Every record below should be transcribed exactly. Omit the images.
____
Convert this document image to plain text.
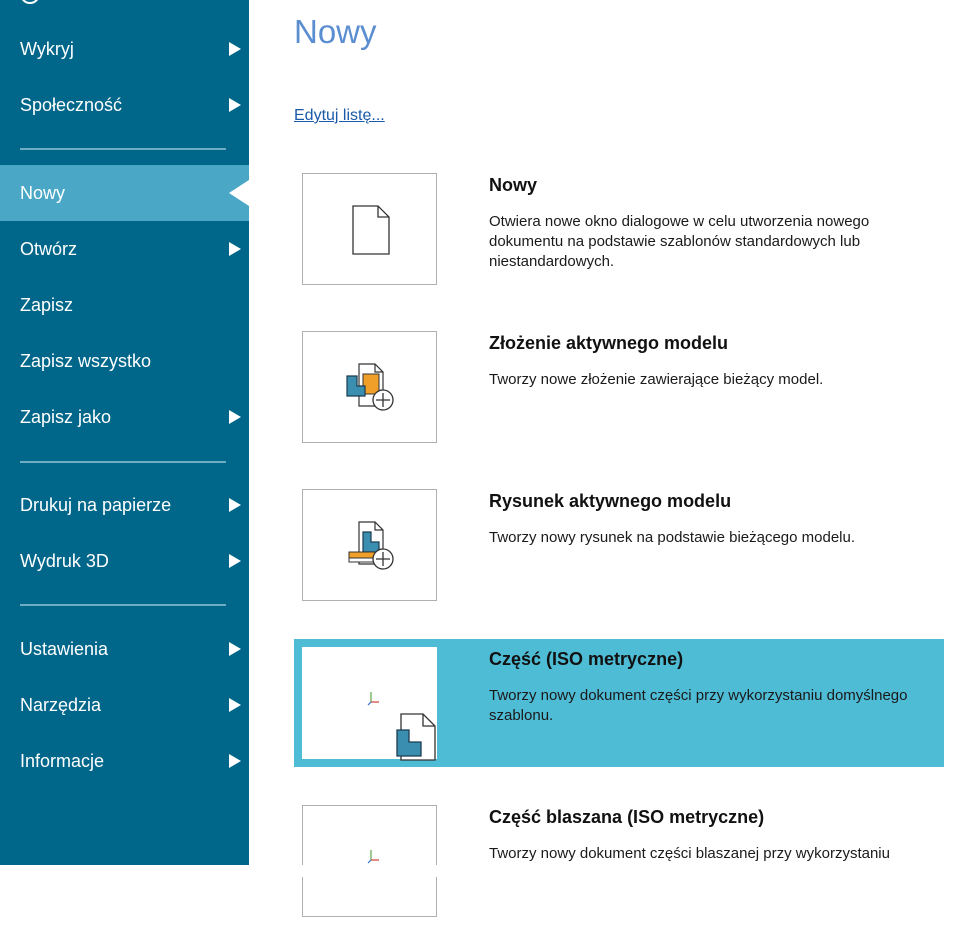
Wykryj
Społeczność
Nowy
Otwórz
Zapisz
Zapisz wszystko
Zapisz jako
Drukuj na papierze
Wydruk 3D
Ustawienia
Narzędzia
Informacje
Nowy
Edytuj listę...
Nowy
Otwiera nowe okno dialogowe w celu utworzenia nowego dokumentu na podstawie szablonów standardowych lub niestandardowych.
Złożenie aktywnego modelu
Tworzy nowe złożenie zawierające bieżący model.
Rysunek aktywnego modelu
Tworzy nowy rysunek na podstawie bieżącego modelu.
Część (ISO metryczne)
Tworzy nowy dokument części przy wykorzystaniu domyślnego szablonu.
Część blaszana (ISO metryczne)
Tworzy nowy dokument części blaszanej przy wykorzystaniu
____
## Result of this task
Convert this document image to plain text.
Wykryj
Społeczność
Nowy
Otwórz
Zapisz
Zapisz wszystko
Zapisz jako
Drukuj na papierze
Wydruk 3D
Ustawienia
Narzędzia
Informacje
Nowy
Edytuj listę...
Nowy
Otwiera nowe okno dialogowe w celu utworzenia nowego dokumentu na podstawie szablonów standardowych lub niestandardowych.
Złożenie aktywnego modelu
Tworzy nowe złożenie zawierające bieżący model.
Rysunek aktywnego modelu
Tworzy nowy rysunek na podstawie bieżącego modelu.
Część (ISO metryczne)
Tworzy nowy dokument części przy wykorzystaniu domyślnego szablonu.
Część blaszana (ISO metryczne)
Tworzy nowy dokument części blaszanej przy wykorzystaniu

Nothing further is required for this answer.